___ Data provided

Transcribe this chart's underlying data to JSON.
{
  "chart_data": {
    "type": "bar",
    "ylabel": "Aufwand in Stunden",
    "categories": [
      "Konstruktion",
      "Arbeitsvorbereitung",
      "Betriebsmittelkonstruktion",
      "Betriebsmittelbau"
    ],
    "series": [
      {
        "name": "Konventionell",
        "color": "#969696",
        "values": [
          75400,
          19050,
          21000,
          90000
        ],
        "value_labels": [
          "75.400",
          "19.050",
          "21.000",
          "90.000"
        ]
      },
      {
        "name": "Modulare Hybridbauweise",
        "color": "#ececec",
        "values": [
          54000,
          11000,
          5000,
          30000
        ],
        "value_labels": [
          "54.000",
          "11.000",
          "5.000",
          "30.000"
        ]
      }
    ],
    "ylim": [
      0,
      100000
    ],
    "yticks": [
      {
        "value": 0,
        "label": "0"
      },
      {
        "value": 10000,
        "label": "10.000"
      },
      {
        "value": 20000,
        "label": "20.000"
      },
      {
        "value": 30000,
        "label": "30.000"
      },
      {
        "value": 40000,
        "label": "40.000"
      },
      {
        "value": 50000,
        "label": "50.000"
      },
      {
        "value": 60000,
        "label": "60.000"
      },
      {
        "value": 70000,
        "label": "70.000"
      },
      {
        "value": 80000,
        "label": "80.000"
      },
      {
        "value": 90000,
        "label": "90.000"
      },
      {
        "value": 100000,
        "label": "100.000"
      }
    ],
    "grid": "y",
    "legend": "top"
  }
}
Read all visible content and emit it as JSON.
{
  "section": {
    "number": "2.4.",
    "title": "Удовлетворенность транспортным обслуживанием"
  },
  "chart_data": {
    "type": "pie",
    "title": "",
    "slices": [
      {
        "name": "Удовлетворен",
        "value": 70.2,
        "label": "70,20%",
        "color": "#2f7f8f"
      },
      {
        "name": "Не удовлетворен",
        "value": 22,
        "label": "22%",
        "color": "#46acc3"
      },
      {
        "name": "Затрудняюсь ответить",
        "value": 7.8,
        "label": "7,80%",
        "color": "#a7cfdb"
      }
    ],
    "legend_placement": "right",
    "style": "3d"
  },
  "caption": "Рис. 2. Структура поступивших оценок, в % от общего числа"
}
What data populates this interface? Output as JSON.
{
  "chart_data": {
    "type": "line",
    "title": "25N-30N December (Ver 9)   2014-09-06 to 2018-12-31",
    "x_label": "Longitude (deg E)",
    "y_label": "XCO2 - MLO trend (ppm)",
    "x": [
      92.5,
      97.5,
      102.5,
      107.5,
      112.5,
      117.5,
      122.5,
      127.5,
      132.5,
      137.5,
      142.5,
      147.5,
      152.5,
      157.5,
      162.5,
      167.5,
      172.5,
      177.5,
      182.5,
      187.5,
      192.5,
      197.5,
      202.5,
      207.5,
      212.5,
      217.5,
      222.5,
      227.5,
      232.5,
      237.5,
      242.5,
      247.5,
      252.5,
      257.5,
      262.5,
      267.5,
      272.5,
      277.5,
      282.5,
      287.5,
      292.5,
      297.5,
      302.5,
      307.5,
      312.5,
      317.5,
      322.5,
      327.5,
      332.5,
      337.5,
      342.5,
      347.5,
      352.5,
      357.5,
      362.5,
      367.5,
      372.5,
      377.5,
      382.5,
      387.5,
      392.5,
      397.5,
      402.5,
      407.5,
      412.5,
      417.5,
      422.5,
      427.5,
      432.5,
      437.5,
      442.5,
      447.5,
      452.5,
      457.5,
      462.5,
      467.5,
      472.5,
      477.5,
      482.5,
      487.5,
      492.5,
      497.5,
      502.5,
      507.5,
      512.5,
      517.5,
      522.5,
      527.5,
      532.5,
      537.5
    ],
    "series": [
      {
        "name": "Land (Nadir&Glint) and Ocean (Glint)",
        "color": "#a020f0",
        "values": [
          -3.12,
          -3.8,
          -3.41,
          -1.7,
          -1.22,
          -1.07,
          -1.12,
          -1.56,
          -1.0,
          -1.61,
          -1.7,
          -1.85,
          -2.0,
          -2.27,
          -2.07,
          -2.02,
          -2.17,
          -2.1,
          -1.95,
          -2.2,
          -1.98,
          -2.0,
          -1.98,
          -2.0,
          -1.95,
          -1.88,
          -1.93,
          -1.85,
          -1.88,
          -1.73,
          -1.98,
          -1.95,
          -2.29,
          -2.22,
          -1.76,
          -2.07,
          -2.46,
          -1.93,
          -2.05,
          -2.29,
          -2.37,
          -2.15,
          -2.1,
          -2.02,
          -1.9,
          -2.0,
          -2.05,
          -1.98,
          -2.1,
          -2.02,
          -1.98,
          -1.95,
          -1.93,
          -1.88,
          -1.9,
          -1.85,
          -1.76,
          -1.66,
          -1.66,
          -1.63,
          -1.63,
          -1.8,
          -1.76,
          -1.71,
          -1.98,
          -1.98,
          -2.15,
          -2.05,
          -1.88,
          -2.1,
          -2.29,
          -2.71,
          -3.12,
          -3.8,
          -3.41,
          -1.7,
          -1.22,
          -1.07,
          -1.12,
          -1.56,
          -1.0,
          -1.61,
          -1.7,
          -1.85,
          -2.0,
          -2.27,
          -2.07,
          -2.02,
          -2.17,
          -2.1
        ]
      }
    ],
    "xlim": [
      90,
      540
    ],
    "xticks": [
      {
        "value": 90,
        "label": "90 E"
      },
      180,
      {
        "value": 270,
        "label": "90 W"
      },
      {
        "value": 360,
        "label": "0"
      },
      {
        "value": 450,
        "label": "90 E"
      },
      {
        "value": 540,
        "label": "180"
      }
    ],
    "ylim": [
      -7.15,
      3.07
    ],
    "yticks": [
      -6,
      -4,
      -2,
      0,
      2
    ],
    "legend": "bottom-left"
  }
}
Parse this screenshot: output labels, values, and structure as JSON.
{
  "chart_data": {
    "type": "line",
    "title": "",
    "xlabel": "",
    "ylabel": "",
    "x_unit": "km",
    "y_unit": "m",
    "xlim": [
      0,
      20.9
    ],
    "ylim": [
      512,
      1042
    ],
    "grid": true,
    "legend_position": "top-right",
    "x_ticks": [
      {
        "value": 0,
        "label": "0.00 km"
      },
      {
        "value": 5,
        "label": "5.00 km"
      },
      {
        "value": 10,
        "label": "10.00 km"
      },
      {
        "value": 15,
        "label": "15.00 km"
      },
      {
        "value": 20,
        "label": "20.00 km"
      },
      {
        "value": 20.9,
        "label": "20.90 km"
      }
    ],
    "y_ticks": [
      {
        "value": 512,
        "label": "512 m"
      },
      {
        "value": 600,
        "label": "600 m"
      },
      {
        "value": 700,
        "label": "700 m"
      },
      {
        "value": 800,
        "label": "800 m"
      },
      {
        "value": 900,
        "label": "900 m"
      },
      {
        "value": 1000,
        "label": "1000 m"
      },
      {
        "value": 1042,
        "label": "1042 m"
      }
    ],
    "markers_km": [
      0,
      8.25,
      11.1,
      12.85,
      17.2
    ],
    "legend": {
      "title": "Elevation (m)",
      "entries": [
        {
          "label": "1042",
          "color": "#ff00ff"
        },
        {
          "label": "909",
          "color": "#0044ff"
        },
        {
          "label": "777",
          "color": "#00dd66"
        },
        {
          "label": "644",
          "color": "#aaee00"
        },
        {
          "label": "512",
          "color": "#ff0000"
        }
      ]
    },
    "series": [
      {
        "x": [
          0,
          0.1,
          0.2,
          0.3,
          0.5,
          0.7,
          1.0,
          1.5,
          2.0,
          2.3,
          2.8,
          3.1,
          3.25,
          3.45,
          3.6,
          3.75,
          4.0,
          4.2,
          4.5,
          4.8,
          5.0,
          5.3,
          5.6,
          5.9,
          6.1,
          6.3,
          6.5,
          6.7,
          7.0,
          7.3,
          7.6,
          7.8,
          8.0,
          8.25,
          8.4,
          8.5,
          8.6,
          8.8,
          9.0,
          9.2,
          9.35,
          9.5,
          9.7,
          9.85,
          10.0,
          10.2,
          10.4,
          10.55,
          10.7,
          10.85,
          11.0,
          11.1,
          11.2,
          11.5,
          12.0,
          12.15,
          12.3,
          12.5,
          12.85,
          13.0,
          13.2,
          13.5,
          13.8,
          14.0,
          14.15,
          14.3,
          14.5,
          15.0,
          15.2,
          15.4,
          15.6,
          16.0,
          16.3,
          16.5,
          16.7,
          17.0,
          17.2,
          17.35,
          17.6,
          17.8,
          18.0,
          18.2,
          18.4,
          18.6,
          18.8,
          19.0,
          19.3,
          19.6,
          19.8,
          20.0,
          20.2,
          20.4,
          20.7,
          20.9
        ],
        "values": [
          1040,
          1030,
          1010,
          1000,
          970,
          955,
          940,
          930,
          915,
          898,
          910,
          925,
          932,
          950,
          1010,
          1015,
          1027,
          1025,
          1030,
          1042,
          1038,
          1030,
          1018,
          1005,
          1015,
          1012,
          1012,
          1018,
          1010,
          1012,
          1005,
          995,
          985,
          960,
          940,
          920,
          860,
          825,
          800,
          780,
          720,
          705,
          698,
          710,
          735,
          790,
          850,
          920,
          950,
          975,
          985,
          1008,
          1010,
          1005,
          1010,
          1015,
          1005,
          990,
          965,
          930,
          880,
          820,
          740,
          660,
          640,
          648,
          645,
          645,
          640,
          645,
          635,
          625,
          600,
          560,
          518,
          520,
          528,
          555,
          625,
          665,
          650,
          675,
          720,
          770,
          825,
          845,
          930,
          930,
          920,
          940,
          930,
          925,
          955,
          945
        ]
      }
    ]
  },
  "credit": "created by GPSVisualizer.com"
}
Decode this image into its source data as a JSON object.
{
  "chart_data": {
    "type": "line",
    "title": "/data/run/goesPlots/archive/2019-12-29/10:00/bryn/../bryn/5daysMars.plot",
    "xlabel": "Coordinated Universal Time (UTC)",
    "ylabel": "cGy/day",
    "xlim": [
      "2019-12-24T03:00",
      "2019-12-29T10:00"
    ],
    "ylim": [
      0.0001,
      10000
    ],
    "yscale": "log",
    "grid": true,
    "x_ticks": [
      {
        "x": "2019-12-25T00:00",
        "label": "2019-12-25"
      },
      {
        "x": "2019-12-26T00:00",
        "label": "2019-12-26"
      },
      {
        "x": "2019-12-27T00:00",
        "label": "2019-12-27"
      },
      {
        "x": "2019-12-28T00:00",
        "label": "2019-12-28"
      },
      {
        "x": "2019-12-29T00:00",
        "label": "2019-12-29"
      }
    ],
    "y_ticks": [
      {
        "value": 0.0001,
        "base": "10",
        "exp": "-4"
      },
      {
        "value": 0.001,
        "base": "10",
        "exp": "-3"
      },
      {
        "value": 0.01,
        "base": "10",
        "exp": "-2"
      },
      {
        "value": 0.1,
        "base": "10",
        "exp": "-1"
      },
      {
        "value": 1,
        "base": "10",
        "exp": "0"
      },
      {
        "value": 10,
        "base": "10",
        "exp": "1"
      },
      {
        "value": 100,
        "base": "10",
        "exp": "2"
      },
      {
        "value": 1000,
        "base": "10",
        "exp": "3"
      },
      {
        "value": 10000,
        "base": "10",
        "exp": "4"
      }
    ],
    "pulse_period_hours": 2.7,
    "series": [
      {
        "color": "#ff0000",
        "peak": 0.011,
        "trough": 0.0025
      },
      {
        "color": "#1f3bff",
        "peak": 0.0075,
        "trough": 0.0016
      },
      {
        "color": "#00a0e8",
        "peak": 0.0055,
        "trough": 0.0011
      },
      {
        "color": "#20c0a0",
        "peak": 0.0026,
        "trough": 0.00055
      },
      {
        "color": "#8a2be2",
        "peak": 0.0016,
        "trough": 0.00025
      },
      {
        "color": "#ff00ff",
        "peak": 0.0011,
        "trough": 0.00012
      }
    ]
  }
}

______

> Written request
Copy every line in the listing above where the string "this" turns up.

> Final result
Transcribe this chart's underlying data to JSON.
What data populates this interface? Output as JSON.
Parse this screenshot: output labels, values, and structure as JSON.
Decode this image into its source data as a JSON object.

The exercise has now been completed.